(Stored records)
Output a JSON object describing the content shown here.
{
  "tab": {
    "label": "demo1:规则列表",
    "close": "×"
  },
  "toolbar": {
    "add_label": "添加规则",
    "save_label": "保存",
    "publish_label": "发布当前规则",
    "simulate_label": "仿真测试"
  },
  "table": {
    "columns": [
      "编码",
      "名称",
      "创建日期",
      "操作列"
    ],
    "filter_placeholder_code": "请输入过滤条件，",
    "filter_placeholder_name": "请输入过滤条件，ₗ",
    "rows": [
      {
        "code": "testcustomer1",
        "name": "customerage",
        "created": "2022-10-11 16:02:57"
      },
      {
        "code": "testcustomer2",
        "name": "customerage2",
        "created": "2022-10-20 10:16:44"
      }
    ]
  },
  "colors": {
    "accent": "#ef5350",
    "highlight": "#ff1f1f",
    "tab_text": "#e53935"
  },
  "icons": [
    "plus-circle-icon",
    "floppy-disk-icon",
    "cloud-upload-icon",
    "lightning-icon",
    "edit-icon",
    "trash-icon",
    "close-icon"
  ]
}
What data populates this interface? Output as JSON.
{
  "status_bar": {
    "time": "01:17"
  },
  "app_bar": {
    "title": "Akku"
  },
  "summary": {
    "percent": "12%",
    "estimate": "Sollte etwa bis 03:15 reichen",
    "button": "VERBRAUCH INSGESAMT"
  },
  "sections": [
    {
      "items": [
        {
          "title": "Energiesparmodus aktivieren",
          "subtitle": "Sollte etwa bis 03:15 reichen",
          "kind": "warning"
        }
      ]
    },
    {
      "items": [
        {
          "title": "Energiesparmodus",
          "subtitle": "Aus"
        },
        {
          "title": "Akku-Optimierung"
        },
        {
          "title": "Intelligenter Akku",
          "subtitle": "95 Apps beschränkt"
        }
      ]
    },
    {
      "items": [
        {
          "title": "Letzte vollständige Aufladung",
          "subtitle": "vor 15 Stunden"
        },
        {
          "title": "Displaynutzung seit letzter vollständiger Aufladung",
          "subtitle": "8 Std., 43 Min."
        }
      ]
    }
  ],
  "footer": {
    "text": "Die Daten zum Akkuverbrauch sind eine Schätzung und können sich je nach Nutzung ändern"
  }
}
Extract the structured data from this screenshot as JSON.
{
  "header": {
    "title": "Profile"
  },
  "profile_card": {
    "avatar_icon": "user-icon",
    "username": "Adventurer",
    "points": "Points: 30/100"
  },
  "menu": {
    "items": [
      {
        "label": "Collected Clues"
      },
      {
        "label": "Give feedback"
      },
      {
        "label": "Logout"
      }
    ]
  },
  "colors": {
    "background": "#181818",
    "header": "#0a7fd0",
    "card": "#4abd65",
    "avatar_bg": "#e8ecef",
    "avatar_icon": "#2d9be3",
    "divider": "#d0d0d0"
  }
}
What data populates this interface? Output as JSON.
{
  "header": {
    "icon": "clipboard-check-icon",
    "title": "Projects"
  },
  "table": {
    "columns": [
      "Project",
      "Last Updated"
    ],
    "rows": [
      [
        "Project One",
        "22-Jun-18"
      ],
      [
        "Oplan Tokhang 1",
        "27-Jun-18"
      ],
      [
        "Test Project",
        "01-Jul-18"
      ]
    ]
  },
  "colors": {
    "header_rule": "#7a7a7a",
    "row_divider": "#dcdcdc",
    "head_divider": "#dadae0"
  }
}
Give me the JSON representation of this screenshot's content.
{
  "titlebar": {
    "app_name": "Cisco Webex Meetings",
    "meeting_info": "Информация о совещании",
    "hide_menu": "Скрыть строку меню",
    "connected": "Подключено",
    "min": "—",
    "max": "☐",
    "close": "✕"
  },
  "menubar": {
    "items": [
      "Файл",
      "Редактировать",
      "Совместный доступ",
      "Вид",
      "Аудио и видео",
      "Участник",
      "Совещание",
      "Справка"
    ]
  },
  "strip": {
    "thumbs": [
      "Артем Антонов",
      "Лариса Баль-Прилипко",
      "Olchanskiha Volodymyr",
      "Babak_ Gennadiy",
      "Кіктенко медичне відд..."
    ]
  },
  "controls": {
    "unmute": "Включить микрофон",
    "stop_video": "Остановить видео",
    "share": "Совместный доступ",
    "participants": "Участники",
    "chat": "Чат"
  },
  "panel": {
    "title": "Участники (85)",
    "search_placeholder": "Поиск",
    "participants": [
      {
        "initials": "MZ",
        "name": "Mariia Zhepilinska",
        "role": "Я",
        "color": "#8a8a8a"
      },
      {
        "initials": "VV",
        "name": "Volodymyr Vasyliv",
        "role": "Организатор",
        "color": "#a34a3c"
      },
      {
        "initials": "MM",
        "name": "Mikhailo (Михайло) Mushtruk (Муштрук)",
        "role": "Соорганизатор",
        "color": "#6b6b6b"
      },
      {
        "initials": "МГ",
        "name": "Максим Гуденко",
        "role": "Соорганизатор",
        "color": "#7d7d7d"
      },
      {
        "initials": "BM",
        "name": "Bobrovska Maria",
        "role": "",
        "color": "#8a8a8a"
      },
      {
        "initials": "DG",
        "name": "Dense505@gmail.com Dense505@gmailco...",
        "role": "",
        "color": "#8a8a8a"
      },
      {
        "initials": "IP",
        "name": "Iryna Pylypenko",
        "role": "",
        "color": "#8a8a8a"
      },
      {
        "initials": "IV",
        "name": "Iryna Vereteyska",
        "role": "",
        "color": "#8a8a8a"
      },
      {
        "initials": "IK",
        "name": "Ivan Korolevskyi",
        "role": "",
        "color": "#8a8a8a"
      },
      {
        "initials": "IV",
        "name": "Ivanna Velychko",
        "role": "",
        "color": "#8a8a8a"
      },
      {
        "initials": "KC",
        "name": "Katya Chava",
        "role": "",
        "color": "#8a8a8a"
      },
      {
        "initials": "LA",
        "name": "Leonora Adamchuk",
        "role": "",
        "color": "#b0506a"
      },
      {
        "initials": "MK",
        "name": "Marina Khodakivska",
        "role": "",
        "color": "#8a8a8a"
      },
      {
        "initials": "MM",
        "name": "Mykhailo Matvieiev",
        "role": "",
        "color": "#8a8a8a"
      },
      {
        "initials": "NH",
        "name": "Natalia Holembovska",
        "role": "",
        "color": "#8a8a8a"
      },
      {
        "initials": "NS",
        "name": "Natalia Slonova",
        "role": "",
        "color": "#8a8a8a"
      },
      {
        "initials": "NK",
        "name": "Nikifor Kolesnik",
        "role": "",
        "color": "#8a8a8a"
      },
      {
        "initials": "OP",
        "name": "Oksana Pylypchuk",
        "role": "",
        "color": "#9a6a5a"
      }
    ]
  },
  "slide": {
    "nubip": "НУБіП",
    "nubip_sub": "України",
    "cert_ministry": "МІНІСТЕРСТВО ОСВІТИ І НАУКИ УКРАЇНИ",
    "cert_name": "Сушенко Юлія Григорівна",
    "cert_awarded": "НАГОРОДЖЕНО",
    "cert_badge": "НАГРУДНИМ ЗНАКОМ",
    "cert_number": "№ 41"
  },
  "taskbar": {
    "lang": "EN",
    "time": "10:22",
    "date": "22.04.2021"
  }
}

REQUIRED TASK:
Please set down all the data word for word.

FULL ANSWER:
Output a JSON object describing the content shown here.
{
  "tab": {
    "label": "demo1:规则列表",
    "close": "×"
  },
  "toolbar": {
    "add_label": "添加规则",
    "save_label": "保存",
    "publish_label": "发布当前规则",
    "simulate_label": "仿真测试"
  },
  "table": {
    "columns": [
      "编码",
      "名称",
      "创建日期",
      "操作列"
    ],
    "filter_placeholder_code": "请输入过滤条件，",
    "filter_placeholder_name": "请输入过滤条件，ₗ",
    "rows": [
      {
        "code": "testcustomer1",
        "name": "customerage",
        "created": "2022-10-11 16:02:57"
      },
      {
        "code": "testcustomer2",
        "name": "customerage2",
        "created": "2022-10-20 10:16:44"
      }
    ]
  },
  "colors": {
    "accent": "#ef5350",
    "highlight": "#ff1f1f",
    "tab_text": "#e53935"
  },
  "icons": [
    "plus-circle-icon",
    "floppy-disk-icon",
    "cloud-upload-icon",
    "lightning-icon",
    "edit-icon",
    "trash-icon",
    "close-icon"
  ]
}
What data populates this interface? Output as JSON.
{
  "status_bar": {
    "time": "01:17"
  },
  "app_bar": {
    "title": "Akku"
  },
  "summary": {
    "percent": "12%",
    "estimate": "Sollte etwa bis 03:15 reichen",
    "button": "VERBRAUCH INSGESAMT"
  },
  "sections": [
    {
      "items": [
        {
          "title": "Energiesparmodus aktivieren",
          "subtitle": "Sollte etwa bis 03:15 reichen",
          "kind": "warning"
        }
      ]
    },
    {
      "items": [
        {
          "title": "Energiesparmodus",
          "subtitle": "Aus"
        },
        {
          "title": "Akku-Optimierung"
        },
        {
          "title": "Intelligenter Akku",
          "subtitle": "95 Apps beschränkt"
        }
      ]
    },
    {
      "items": [
        {
          "title": "Letzte vollständige Aufladung",
          "subtitle": "vor 15 Stunden"
        },
        {
          "title": "Displaynutzung seit letzter vollständiger Aufladung",
          "subtitle": "8 Std., 43 Min."
        }
      ]
    }
  ],
  "footer": {
    "text": "Die Daten zum Akkuverbrauch sind eine Schätzung und können sich je nach Nutzung ändern"
  }
}
Extract the structured data from this screenshot as JSON.
{
  "header": {
    "title": "Profile"
  },
  "profile_card": {
    "avatar_icon": "user-icon",
    "username": "Adventurer",
    "points": "Points: 30/100"
  },
  "menu": {
    "items": [
      {
        "label": "Collected Clues"
      },
      {
        "label": "Give feedback"
      },
      {
        "label": "Logout"
      }
    ]
  },
  "colors": {
    "background": "#181818",
    "header": "#0a7fd0",
    "card": "#4abd65",
    "avatar_bg": "#e8ecef",
    "avatar_icon": "#2d9be3",
    "divider": "#d0d0d0"
  }
}
What data populates this interface? Output as JSON.
{
  "header": {
    "icon": "clipboard-check-icon",
    "title": "Projects"
  },
  "table": {
    "columns": [
      "Project",
      "Last Updated"
    ],
    "rows": [
      [
        "Project One",
        "22-Jun-18"
      ],
      [
        "Oplan Tokhang 1",
        "27-Jun-18"
      ],
      [
        "Test Project",
        "01-Jul-18"
      ]
    ]
  },
  "colors": {
    "header_rule": "#7a7a7a",
    "row_divider": "#dcdcdc",
    "head_divider": "#dadae0"
  }
}
Give me the JSON representation of this screenshot's content.
{
  "titlebar": {
    "app_name": "Cisco Webex Meetings",
    "meeting_info": "Информация о совещании",
    "hide_menu": "Скрыть строку меню",
    "connected": "Подключено",
    "min": "—",
    "max": "☐",
    "close": "✕"
  },
  "menubar": {
    "items": [
      "Файл",
      "Редактировать",
      "Совместный доступ",
      "Вид",
      "Аудио и видео",
      "Участник",
      "Совещание",
      "Справка"
    ]
  },
  "strip": {
    "thumbs": [
      "Артем Антонов",
      "Лариса Баль-Прилипко",
      "Olchanskiha Volodymyr",
      "Babak_ Gennadiy",
      "Кіктенко медичне відд..."
    ]
  },
  "controls": {
    "unmute": "Включить микрофон",
    "stop_video": "Остановить видео",
    "share": "Совместный доступ",
    "participants": "Участники",
    "chat": "Чат"
  },
  "panel": {
    "title": "Участники (85)",
    "search_placeholder": "Поиск",
    "participants": [
      {
        "initials": "MZ",
        "name": "Mariia Zhepilinska",
        "role": "Я",
        "color": "#8a8a8a"
      },
      {
        "initials": "VV",
        "name": "Volodymyr Vasyliv",
        "role": "Организатор",
        "color": "#a34a3c"
      },
      {
        "initials": "MM",
        "name": "Mikhailo (Михайло) Mushtruk (Муштрук)",
        "role": "Соорганизатор",
        "color": "#6b6b6b"
      },
      {
        "initials": "МГ",
        "name": "Максим Гуденко",
        "role": "Соорганизатор",
        "color": "#7d7d7d"
      },
      {
        "initials": "BM",
        "name": "Bobrovska Maria",
        "role": "",
        "color": "#8a8a8a"
      },
      {
        "initials": "DG",
        "name": "Dense505@gmail.com Dense505@gmailco...",
        "role": "",
        "color": "#8a8a8a"
      },
      {
        "initials": "IP",
        "name": "Iryna Pylypenko",
        "role": "",
        "color": "#8a8a8a"
      },
      {
        "initials": "IV",
        "name": "Iryna Vereteyska",
        "role": "",
        "color": "#8a8a8a"
      },
      {
        "initials": "IK",
        "name": "Ivan Korolevskyi",
        "role": "",
        "color": "#8a8a8a"
      },
      {
        "initials": "IV",
        "name": "Ivanna Velychko",
        "role": "",
        "color": "#8a8a8a"
      },
      {
        "initials": "KC",
        "name": "Katya Chava",
        "role": "",
        "color": "#8a8a8a"
      },
      {
        "initials": "LA",
        "name": "Leonora Adamchuk",
        "role": "",
        "color": "#b0506a"
      },
      {
        "initials": "MK",
        "name": "Marina Khodakivska",
        "role": "",
        "color": "#8a8a8a"
      },
      {
        "initials": "MM",
        "name": "Mykhailo Matvieiev",
        "role": "",
        "color": "#8a8a8a"
      },
      {
        "initials": "NH",
        "name": "Natalia Holembovska",
        "role": "",
        "color": "#8a8a8a"
      },
      {
        "initials": "NS",
        "name": "Natalia Slonova",
        "role": "",
        "color": "#8a8a8a"
      },
      {
        "initials": "NK",
        "name": "Nikifor Kolesnik",
        "role": "",
        "color": "#8a8a8a"
      },
      {
        "initials": "OP",
        "name": "Oksana Pylypchuk",
        "role": "",
        "color": "#9a6a5a"
      }
    ]
  },
  "slide": {
    "nubip": "НУБіП",
    "nubip_sub": "України",
    "cert_ministry": "МІНІСТЕРСТВО ОСВІТИ І НАУКИ УКРАЇНИ",
    "cert_name": "Сушенко Юлія Григорівна",
    "cert_awarded": "НАГОРОДЖЕНО",
    "cert_badge": "НАГРУДНИМ ЗНАКОМ",
    "cert_number": "№ 41"
  },
  "taskbar": {
    "lang": "EN",
    "time": "10:22",
    "date": "22.04.2021"
  }
}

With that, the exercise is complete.